* [Task directions] All the data below goes into the copy word for word, but the pictures don't.

_ _ _ _ _

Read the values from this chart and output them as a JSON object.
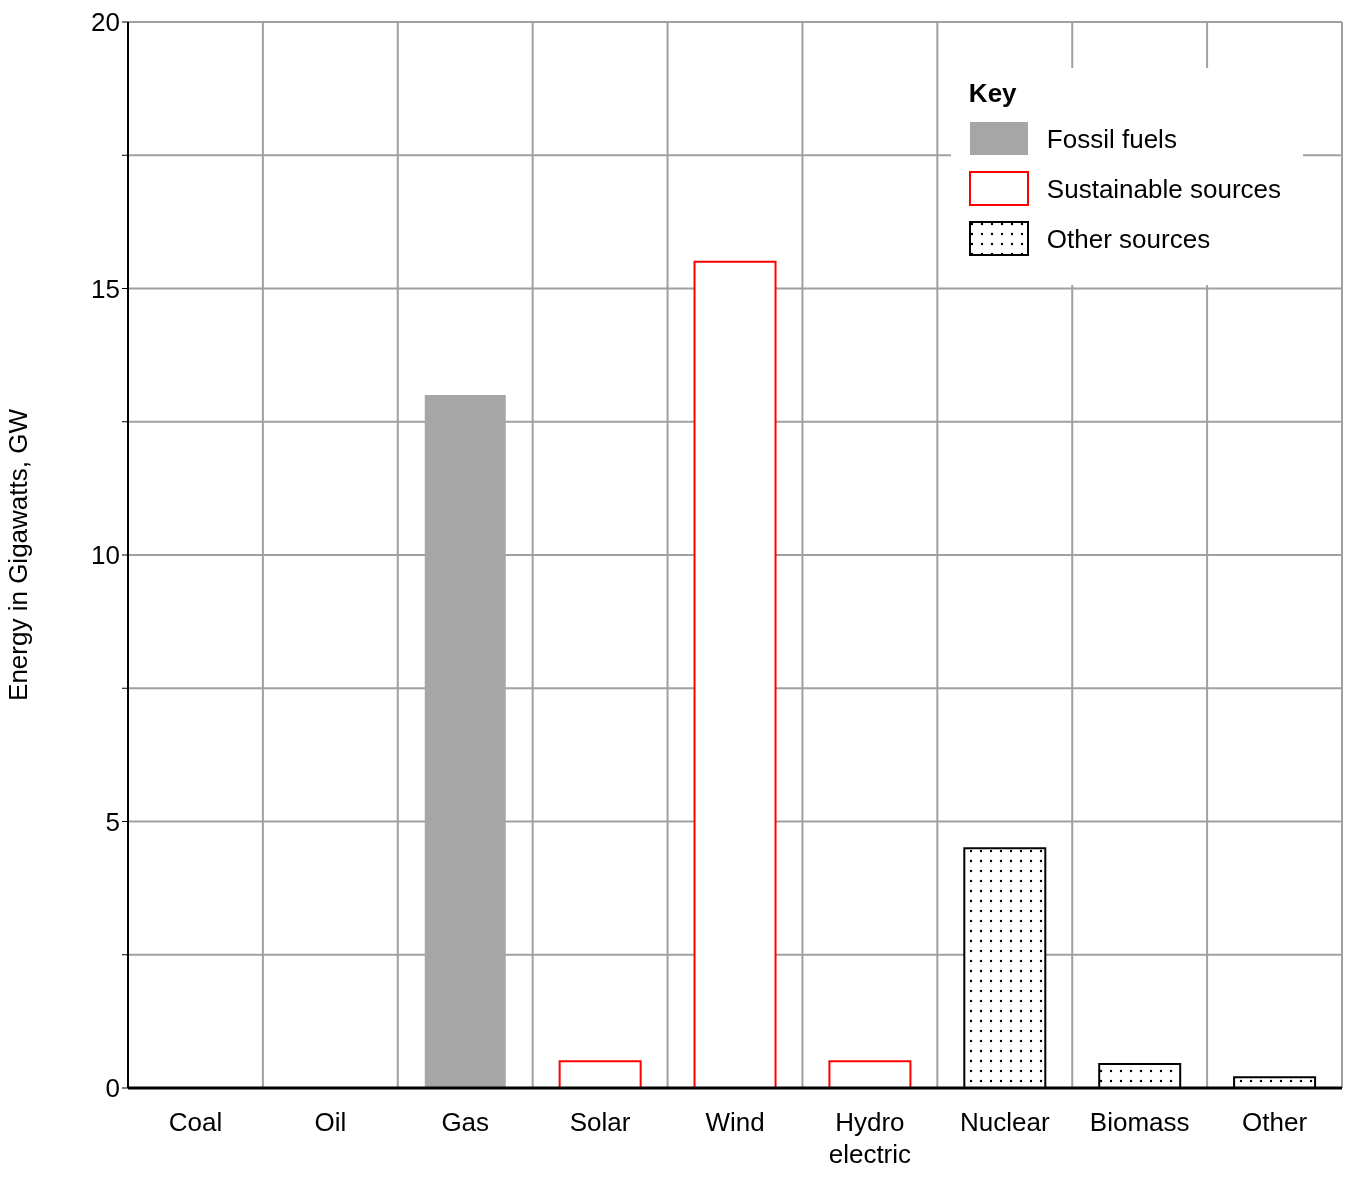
{
  "chart_data": {
    "type": "bar",
    "ylabel": "Energy in Gigawatts, GW",
    "legend_title": "Key",
    "legend": "top right",
    "grid": true,
    "stacked": true,
    "categories": [
      "Coal",
      "Oil",
      "Gas",
      "Solar",
      "Wind",
      "Hydro electric",
      "Nuclear",
      "Biomass",
      "Other"
    ],
    "ylim": [
      0,
      20
    ],
    "yticks": [
      0,
      {
        "value": 2.5,
        "label": null
      },
      5,
      {
        "value": 7.5,
        "label": null
      },
      10,
      {
        "value": 12.5,
        "label": null
      },
      15,
      {
        "value": 17.5,
        "label": null
      },
      20
    ],
    "series": [
      {
        "name": "Fossil fuels",
        "color": "#a6a6a6",
        "values": [
          0,
          0,
          13,
          null,
          null,
          null,
          null,
          null,
          null
        ]
      },
      {
        "name": "Sustainable sources",
        "color": "#ff0000",
        "values": [
          null,
          null,
          null,
          0.5,
          15.5,
          0.5,
          null,
          null,
          null
        ]
      },
      {
        "name": "Other sources",
        "color": "#000000",
        "values": [
          null,
          null,
          null,
          null,
          null,
          null,
          4.5,
          0.45,
          0.2
        ]
      }
    ]
  }
}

_ _ _ _ _

* [Solution to this task]
Read the values from this chart and output them as a JSON object.
{
  "chart_data": {
    "type": "bar",
    "ylabel": "Energy in Gigawatts, GW",
    "legend_title": "Key",
    "legend": "top right",
    "grid": true,
    "stacked": true,
    "categories": [
      "Coal",
      "Oil",
      "Gas",
      "Solar",
      "Wind",
      "Hydro electric",
      "Nuclear",
      "Biomass",
      "Other"
    ],
    "ylim": [
      0,
      20
    ],
    "yticks": [
      0,
      {
        "value": 2.5,
        "label": null
      },
      5,
      {
        "value": 7.5,
        "label": null
      },
      10,
      {
        "value": 12.5,
        "label": null
      },
      15,
      {
        "value": 17.5,
        "label": null
      },
      20
    ],
    "series": [
      {
        "name": "Fossil fuels",
        "color": "#a6a6a6",
        "values": [
          0,
          0,
          13,
          null,
          null,
          null,
          null,
          null,
          null
        ]
      },
      {
        "name": "Sustainable sources",
        "color": "#ff0000",
        "values": [
          null,
          null,
          null,
          0.5,
          15.5,
          0.5,
          null,
          null,
          null
        ]
      },
      {
        "name": "Other sources",
        "color": "#000000",
        "values": [
          null,
          null,
          null,
          null,
          null,
          null,
          4.5,
          0.45,
          0.2
        ]
      }
    ]
  }
}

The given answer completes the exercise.